- [Set task]: Check each line of the entries below for the string "icon"; copy every line where it appears.

- [Stored data]:

::::::::::

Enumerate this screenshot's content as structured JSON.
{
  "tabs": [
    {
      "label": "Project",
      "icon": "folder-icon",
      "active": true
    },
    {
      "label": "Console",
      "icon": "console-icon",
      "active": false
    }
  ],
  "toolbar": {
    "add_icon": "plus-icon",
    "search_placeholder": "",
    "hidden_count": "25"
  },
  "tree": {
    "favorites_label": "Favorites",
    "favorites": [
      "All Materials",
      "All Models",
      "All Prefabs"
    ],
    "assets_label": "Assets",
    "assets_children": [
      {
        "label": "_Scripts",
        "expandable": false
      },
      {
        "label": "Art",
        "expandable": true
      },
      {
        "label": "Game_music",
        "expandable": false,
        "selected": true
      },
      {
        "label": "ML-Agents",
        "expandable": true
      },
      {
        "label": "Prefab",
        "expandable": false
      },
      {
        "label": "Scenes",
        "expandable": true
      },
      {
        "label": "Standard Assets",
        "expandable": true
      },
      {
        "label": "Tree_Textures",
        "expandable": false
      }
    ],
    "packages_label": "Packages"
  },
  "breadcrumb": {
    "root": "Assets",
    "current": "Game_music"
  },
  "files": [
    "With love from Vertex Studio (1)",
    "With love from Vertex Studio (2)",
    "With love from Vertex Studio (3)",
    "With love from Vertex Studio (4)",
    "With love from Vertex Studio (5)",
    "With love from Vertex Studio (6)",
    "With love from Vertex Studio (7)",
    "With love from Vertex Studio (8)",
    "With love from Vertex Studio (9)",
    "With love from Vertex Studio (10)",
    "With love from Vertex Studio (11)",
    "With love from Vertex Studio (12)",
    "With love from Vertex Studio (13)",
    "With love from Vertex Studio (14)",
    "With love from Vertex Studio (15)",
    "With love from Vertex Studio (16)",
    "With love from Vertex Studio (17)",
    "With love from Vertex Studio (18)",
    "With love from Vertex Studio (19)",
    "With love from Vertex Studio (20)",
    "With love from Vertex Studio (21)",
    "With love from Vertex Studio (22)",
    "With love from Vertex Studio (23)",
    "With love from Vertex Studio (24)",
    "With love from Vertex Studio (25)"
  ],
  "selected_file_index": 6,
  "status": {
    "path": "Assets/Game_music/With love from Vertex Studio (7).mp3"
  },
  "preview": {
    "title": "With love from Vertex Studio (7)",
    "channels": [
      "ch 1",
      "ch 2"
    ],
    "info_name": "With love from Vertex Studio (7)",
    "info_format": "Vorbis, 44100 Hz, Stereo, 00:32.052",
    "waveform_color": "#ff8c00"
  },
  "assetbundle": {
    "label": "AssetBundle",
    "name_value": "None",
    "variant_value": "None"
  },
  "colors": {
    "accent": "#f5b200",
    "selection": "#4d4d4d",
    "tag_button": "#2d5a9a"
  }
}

::::::::::

- [Solution to this problem]:
      "icon": "folder-icon",
      "icon": "console-icon",
    "add_icon": "plus-icon",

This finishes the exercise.